* **Stated problem**
Copy all the material that follows, keeping every character the same.
START Available records
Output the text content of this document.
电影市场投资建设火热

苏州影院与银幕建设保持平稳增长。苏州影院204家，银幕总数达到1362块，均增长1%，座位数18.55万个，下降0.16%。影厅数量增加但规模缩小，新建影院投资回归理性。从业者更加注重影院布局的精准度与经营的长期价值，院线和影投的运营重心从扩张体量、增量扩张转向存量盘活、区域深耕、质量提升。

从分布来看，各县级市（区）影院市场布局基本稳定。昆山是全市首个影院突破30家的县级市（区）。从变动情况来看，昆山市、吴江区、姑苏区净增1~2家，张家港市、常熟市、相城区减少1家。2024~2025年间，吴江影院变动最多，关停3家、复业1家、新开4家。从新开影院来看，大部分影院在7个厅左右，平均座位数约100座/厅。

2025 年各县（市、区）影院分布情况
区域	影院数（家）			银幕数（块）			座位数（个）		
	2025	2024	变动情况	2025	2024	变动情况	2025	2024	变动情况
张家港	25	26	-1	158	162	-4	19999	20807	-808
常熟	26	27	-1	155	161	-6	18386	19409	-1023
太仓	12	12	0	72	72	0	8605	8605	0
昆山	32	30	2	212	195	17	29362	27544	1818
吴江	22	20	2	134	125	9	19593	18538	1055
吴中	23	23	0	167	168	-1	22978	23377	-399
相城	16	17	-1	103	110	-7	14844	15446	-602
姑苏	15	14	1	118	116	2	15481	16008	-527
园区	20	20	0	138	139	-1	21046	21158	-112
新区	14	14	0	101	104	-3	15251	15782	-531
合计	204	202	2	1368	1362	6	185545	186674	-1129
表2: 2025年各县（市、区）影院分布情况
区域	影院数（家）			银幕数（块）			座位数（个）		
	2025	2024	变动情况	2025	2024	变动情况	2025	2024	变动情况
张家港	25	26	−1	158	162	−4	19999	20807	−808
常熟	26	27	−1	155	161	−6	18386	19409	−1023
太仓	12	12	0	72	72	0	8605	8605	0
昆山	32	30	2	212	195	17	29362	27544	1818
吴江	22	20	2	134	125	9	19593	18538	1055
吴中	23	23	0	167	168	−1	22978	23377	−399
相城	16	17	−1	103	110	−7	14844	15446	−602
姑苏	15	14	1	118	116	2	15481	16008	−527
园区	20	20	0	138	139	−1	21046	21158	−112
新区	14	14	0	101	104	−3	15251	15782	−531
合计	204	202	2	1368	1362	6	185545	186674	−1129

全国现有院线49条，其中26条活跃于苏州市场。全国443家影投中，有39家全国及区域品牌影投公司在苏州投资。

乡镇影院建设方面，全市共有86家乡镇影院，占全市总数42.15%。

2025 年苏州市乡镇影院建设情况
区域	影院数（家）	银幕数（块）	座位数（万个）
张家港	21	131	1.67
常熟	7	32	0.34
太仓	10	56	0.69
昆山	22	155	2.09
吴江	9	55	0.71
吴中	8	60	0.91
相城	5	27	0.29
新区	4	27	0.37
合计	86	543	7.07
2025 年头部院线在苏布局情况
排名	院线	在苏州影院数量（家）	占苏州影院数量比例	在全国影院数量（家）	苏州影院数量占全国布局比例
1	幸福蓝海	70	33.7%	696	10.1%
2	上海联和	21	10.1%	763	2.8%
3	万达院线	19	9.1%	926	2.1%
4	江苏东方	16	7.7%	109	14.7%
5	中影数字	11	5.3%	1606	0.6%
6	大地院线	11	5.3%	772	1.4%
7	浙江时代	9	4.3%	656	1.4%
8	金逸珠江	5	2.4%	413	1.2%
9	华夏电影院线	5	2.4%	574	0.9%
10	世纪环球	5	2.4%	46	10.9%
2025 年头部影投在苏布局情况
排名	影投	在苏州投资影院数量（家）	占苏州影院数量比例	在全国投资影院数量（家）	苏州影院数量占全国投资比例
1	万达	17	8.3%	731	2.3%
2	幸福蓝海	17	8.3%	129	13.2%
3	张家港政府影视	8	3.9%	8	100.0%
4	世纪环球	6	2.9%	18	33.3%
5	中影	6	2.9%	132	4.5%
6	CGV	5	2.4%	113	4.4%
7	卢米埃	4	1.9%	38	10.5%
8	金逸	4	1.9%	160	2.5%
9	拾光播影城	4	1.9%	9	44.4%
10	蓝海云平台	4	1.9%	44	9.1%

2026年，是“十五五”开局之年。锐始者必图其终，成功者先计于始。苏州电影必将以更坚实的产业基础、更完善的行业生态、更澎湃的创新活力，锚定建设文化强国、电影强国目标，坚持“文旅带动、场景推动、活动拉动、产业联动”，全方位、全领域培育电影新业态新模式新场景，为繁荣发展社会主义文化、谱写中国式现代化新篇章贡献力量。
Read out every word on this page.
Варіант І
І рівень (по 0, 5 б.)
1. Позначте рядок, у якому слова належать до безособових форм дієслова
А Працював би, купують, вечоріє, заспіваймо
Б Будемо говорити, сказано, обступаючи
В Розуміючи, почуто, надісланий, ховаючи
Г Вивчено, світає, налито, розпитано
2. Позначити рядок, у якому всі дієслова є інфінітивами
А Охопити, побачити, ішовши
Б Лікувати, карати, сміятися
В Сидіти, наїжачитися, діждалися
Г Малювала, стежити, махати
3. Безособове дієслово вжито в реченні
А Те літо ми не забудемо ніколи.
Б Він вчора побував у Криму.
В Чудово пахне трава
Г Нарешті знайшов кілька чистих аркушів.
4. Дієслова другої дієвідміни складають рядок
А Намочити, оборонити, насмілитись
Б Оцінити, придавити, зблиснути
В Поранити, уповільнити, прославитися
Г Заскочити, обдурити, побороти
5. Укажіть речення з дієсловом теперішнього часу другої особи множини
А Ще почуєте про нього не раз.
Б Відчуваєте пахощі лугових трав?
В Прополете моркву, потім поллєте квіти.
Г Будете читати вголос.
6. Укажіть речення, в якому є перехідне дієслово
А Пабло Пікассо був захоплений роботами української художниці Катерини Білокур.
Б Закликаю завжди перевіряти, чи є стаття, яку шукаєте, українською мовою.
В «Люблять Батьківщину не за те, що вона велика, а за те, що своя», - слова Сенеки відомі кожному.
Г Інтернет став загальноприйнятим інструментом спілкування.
END Available records
* **Answer in full**
Output the text content of this document.
电影市场投资建设火热

苏州影院与银幕建设保持平稳增长。苏州影院204家，银幕总数达到1362块，均增长1%，座位数18.55万个，下降0.16%。影厅数量增加但规模缩小，新建影院投资回归理性。从业者更加注重影院布局的精准度与经营的长期价值，院线和影投的运营重心从扩张体量、增量扩张转向存量盘活、区域深耕、质量提升。

从分布来看，各县级市（区）影院市场布局基本稳定。昆山是全市首个影院突破30家的县级市（区）。从变动情况来看，昆山市、吴江区、姑苏区净增1~2家，张家港市、常熟市、相城区减少1家。2024~2025年间，吴江影院变动最多，关停3家、复业1家、新开4家。从新开影院来看，大部分影院在7个厅左右，平均座位数约100座/厅。

2025 年各县（市、区）影院分布情况
区域	影院数（家）			银幕数（块）			座位数（个）		
	2025	2024	变动情况	2025	2024	变动情况	2025	2024	变动情况
张家港	25	26	-1	158	162	-4	19999	20807	-808
常熟	26	27	-1	155	161	-6	18386	19409	-1023
太仓	12	12	0	72	72	0	8605	8605	0
昆山	32	30	2	212	195	17	29362	27544	1818
吴江	22	20	2	134	125	9	19593	18538	1055
吴中	23	23	0	167	168	-1	22978	23377	-399
相城	16	17	-1	103	110	-7	14844	15446	-602
姑苏	15	14	1	118	116	2	15481	16008	-527
园区	20	20	0	138	139	-1	21046	21158	-112
新区	14	14	0	101	104	-3	15251	15782	-531
合计	204	202	2	1368	1362	6	185545	186674	-1129
表2: 2025年各县（市、区）影院分布情况
区域	影院数（家）			银幕数（块）			座位数（个）		
	2025	2024	变动情况	2025	2024	变动情况	2025	2024	变动情况
张家港	25	26	−1	158	162	−4	19999	20807	−808
常熟	26	27	−1	155	161	−6	18386	19409	−1023
太仓	12	12	0	72	72	0	8605	8605	0
昆山	32	30	2	212	195	17	29362	27544	1818
吴江	22	20	2	134	125	9	19593	18538	1055
吴中	23	23	0	167	168	−1	22978	23377	−399
相城	16	17	−1	103	110	−7	14844	15446	−602
姑苏	15	14	1	118	116	2	15481	16008	−527
园区	20	20	0	138	139	−1	21046	21158	−112
新区	14	14	0	101	104	−3	15251	15782	−531
合计	204	202	2	1368	1362	6	185545	186674	−1129

全国现有院线49条，其中26条活跃于苏州市场。全国443家影投中，有39家全国及区域品牌影投公司在苏州投资。

乡镇影院建设方面，全市共有86家乡镇影院，占全市总数42.15%。

2025 年苏州市乡镇影院建设情况
区域	影院数（家）	银幕数（块）	座位数（万个）
张家港	21	131	1.67
常熟	7	32	0.34
太仓	10	56	0.69
昆山	22	155	2.09
吴江	9	55	0.71
吴中	8	60	0.91
相城	5	27	0.29
新区	4	27	0.37
合计	86	543	7.07
2025 年头部院线在苏布局情况
排名	院线	在苏州影院数量（家）	占苏州影院数量比例	在全国影院数量（家）	苏州影院数量占全国布局比例
1	幸福蓝海	70	33.7%	696	10.1%
2	上海联和	21	10.1%	763	2.8%
3	万达院线	19	9.1%	926	2.1%
4	江苏东方	16	7.7%	109	14.7%
5	中影数字	11	5.3%	1606	0.6%
6	大地院线	11	5.3%	772	1.4%
7	浙江时代	9	4.3%	656	1.4%
8	金逸珠江	5	2.4%	413	1.2%
9	华夏电影院线	5	2.4%	574	0.9%
10	世纪环球	5	2.4%	46	10.9%
2025 年头部影投在苏布局情况
排名	影投	在苏州投资影院数量（家）	占苏州影院数量比例	在全国投资影院数量（家）	苏州影院数量占全国投资比例
1	万达	17	8.3%	731	2.3%
2	幸福蓝海	17	8.3%	129	13.2%
3	张家港政府影视	8	3.9%	8	100.0%
4	世纪环球	6	2.9%	18	33.3%
5	中影	6	2.9%	132	4.5%
6	CGV	5	2.4%	113	4.4%
7	卢米埃	4	1.9%	38	10.5%
8	金逸	4	1.9%	160	2.5%
9	拾光播影城	4	1.9%	9	44.4%
10	蓝海云平台	4	1.9%	44	9.1%

2026年，是“十五五”开局之年。锐始者必图其终，成功者先计于始。苏州电影必将以更坚实的产业基础、更完善的行业生态、更澎湃的创新活力，锚定建设文化强国、电影强国目标，坚持“文旅带动、场景推动、活动拉动、产业联动”，全方位、全领域培育电影新业态新模式新场景，为繁荣发展社会主义文化、谱写中国式现代化新篇章贡献力量。
Read out every word on this page.
Варіант І
І рівень (по 0, 5 б.)
1. Позначте рядок, у якому слова належать до безособових форм дієслова
А Працював би, купують, вечоріє, заспіваймо
Б Будемо говорити, сказано, обступаючи
В Розуміючи, почуто, надісланий, ховаючи
Г Вивчено, світає, налито, розпитано
2. Позначити рядок, у якому всі дієслова є інфінітивами
А Охопити, побачити, ішовши
Б Лікувати, карати, сміятися
В Сидіти, наїжачитися, діждалися
Г Малювала, стежити, махати
3. Безособове дієслово вжито в реченні
А Те літо ми не забудемо ніколи.
Б Він вчора побував у Криму.
В Чудово пахне трава
Г Нарешті знайшов кілька чистих аркушів.
4. Дієслова другої дієвідміни складають рядок
А Намочити, оборонити, насмілитись
Б Оцінити, придавити, зблиснути
В Поранити, уповільнити, прославитися
Г Заскочити, обдурити, побороти
5. Укажіть речення з дієсловом теперішнього часу другої особи множини
А Ще почуєте про нього не раз.
Б Відчуваєте пахощі лугових трав?
В Прополете моркву, потім поллєте квіти.
Г Будете читати вголос.
6. Укажіть речення, в якому є перехідне дієслово
А Пабло Пікассо був захоплений роботами української художниці Катерини Білокур.
Б Закликаю завжди перевіряти, чи є стаття, яку шукаєте, українською мовою.
В «Люблять Батьківщину не за те, що вона велика, а за те, що своя», - слова Сенеки відомі кожному.
Г Інтернет став загальноприйнятим інструментом спілкування.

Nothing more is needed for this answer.